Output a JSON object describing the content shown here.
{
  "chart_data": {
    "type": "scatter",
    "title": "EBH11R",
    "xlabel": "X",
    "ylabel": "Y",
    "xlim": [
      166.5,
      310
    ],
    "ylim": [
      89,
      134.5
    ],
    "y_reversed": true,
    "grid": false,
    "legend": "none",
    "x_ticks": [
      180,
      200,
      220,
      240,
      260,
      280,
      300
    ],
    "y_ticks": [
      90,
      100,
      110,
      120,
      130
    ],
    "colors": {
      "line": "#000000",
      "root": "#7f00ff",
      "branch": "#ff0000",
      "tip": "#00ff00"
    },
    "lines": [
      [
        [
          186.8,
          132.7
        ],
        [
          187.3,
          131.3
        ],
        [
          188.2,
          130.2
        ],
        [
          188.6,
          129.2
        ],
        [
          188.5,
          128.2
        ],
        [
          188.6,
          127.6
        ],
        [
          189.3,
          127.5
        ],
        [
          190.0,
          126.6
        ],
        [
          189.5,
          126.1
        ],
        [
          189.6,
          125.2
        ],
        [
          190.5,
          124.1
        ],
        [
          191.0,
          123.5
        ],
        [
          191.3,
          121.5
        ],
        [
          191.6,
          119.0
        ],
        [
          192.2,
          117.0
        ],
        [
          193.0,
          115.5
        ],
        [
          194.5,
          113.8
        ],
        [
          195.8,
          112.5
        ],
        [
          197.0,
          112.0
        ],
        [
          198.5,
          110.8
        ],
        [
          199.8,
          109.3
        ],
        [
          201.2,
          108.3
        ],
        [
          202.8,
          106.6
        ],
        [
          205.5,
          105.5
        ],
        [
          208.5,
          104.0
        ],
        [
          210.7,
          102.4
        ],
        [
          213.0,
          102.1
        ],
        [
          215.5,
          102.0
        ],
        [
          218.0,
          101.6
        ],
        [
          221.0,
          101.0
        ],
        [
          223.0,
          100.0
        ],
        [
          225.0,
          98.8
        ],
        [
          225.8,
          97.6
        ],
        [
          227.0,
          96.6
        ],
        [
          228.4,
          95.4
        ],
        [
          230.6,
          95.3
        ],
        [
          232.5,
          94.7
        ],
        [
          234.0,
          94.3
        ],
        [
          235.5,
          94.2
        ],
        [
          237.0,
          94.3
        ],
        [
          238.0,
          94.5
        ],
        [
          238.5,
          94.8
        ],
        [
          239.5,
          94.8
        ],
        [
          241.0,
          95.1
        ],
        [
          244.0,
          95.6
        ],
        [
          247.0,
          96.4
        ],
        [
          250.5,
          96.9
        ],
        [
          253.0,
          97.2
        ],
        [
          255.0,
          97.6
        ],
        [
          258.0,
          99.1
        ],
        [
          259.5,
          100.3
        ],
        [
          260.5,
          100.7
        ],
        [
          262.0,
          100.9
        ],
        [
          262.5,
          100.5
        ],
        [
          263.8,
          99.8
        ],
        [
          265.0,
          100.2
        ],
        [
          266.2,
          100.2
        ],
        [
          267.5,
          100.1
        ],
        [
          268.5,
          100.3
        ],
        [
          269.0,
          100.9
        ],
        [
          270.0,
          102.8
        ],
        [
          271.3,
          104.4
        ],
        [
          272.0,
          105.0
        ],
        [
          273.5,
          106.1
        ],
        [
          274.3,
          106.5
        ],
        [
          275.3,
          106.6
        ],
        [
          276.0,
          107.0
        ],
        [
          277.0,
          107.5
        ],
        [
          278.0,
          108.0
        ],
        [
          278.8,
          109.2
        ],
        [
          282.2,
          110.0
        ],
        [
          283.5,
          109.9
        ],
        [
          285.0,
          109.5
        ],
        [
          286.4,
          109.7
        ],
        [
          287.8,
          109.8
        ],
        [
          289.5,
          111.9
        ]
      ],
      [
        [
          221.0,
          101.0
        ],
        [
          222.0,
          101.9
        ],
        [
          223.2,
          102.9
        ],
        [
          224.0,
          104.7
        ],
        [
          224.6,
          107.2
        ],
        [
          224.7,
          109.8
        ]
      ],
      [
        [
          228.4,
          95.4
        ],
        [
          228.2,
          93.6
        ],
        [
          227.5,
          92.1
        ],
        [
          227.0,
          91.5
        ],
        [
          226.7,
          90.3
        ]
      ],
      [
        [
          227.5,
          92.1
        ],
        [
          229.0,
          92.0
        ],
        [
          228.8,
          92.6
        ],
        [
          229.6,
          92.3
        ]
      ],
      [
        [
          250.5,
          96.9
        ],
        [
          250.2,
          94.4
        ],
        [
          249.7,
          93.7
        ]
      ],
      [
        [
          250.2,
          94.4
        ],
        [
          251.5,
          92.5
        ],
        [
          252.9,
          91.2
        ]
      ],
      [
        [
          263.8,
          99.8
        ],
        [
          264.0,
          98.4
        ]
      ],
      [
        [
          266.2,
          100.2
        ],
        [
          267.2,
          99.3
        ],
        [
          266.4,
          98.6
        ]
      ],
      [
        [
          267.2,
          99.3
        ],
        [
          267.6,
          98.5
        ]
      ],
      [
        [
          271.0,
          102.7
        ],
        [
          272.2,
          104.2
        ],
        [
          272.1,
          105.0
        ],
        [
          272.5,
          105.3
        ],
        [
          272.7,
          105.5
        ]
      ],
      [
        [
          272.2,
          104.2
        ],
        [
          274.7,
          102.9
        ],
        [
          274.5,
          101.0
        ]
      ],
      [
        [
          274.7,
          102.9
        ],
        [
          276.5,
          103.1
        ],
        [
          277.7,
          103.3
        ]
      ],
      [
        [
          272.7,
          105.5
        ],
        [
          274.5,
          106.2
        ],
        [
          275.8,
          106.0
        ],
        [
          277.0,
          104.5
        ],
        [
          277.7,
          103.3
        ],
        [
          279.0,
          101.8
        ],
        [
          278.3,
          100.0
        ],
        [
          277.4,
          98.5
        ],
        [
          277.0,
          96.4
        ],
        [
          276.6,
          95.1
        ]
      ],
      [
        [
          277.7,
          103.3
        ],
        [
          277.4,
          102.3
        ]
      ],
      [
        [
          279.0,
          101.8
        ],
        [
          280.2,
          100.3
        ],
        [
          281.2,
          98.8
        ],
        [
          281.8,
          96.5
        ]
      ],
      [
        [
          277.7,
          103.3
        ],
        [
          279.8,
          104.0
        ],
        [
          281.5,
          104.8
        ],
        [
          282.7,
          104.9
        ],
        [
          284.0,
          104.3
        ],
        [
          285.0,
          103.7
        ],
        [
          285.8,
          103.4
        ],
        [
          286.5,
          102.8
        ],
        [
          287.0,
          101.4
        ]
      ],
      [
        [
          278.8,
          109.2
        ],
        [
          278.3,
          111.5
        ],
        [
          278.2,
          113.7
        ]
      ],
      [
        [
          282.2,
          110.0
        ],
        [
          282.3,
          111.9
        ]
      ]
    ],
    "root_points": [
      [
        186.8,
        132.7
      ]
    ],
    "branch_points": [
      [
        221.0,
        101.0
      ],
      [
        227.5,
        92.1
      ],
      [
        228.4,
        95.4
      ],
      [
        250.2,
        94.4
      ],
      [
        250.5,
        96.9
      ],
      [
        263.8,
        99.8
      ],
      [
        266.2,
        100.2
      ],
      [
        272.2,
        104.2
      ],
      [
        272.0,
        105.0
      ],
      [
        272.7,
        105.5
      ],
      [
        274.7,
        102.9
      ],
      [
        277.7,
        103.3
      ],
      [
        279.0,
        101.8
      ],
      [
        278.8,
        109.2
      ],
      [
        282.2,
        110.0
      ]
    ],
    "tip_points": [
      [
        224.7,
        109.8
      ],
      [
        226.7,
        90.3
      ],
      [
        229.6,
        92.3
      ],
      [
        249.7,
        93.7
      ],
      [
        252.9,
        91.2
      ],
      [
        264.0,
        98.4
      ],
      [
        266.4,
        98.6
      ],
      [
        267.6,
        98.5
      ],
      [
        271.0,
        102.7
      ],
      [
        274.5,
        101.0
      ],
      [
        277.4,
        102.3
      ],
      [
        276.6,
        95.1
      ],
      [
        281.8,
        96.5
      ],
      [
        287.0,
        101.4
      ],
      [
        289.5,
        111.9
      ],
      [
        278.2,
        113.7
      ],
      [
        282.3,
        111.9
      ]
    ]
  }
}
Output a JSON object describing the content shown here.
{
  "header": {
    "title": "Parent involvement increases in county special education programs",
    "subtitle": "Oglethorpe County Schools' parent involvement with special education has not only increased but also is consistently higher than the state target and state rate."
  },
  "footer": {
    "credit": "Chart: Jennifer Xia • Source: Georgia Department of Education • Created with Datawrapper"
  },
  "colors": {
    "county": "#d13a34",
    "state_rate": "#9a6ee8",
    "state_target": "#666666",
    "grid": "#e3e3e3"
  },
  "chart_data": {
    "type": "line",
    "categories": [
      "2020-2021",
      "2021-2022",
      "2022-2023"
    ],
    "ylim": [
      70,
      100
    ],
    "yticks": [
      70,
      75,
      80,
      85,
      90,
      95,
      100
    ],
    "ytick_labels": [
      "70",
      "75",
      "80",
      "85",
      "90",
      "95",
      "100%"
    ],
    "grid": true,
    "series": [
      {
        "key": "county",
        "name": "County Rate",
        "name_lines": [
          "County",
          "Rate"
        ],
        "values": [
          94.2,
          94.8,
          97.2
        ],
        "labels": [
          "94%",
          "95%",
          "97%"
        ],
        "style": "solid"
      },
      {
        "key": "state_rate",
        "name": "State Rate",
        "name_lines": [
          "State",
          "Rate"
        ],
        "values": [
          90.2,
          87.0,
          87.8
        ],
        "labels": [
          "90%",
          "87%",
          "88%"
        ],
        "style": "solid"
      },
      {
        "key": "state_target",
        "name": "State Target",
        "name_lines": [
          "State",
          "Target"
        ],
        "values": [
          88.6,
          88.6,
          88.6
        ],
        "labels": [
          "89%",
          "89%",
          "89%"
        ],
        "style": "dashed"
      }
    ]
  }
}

────

Request >> Across the records, count the lines holding the string "special". Give the number and stop.

The response >> 2